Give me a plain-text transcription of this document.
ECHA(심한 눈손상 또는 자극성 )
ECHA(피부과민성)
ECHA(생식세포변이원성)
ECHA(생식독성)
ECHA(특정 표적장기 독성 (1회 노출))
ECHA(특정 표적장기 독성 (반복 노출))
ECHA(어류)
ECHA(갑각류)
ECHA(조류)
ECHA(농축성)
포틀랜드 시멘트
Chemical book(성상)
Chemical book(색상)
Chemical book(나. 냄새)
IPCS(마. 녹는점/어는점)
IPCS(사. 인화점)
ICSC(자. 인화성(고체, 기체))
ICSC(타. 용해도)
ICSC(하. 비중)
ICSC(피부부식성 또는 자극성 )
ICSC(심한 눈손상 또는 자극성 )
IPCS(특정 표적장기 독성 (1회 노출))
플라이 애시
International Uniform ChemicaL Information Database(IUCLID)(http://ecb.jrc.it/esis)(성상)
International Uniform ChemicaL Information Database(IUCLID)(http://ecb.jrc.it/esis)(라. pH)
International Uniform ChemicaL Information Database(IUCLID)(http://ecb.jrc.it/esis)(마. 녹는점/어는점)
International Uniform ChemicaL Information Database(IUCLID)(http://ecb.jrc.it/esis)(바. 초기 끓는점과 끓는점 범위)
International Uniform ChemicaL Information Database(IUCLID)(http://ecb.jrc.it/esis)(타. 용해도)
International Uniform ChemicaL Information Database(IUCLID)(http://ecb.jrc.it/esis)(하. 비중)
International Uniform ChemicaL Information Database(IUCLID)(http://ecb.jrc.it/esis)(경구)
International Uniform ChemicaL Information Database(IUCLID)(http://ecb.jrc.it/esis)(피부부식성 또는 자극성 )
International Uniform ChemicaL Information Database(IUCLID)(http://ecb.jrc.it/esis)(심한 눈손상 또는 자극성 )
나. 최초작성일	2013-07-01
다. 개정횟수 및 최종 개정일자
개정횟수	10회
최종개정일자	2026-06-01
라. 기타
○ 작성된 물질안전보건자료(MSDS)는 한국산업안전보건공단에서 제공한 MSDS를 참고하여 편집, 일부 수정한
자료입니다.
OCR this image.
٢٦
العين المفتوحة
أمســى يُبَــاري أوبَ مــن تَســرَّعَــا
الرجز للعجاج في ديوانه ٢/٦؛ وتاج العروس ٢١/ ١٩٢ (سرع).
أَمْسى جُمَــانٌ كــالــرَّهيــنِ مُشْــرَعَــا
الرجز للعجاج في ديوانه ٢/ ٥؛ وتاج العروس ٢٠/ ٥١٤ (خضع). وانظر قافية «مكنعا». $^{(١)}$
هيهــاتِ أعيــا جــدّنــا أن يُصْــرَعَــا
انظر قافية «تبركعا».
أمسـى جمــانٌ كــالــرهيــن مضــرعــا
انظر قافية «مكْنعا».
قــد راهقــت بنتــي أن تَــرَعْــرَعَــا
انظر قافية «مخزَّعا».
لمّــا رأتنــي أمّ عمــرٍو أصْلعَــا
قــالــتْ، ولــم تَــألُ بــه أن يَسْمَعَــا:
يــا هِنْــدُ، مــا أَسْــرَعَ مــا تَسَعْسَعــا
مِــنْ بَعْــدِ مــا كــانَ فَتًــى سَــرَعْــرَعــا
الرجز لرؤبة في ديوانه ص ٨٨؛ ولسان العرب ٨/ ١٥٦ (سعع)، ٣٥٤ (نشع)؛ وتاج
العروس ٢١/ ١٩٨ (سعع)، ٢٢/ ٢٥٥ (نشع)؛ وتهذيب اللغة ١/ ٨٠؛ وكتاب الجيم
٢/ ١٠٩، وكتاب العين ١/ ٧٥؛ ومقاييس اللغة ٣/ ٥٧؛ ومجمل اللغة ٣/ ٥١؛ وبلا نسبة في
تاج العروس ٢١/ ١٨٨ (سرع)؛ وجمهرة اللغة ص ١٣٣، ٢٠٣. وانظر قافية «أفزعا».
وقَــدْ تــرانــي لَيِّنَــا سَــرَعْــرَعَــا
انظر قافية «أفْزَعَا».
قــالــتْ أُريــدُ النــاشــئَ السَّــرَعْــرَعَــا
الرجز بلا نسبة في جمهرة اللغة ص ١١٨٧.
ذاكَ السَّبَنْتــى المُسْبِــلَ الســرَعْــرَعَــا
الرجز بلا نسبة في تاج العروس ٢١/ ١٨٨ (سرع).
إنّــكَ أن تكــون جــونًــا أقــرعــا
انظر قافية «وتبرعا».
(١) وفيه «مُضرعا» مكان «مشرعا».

-=-=-=-=-

Description of the task: Find all the lines containing "وكتاب" in the material, then copy them.

Task answer:
العروس ٢١/ ١٩٨ (سعع)، ٢٢/ ٢٥٥ (نشع)؛ وتهذيب اللغة ١/ ٨٠؛ وكتاب الجيم
٢/ ١٠٩، وكتاب العين ١/ ٧٥؛ ومقاييس اللغة ٣/ ٥٧؛ ومجمل اللغة ٣/ ٥١؛ وبلا نسبة في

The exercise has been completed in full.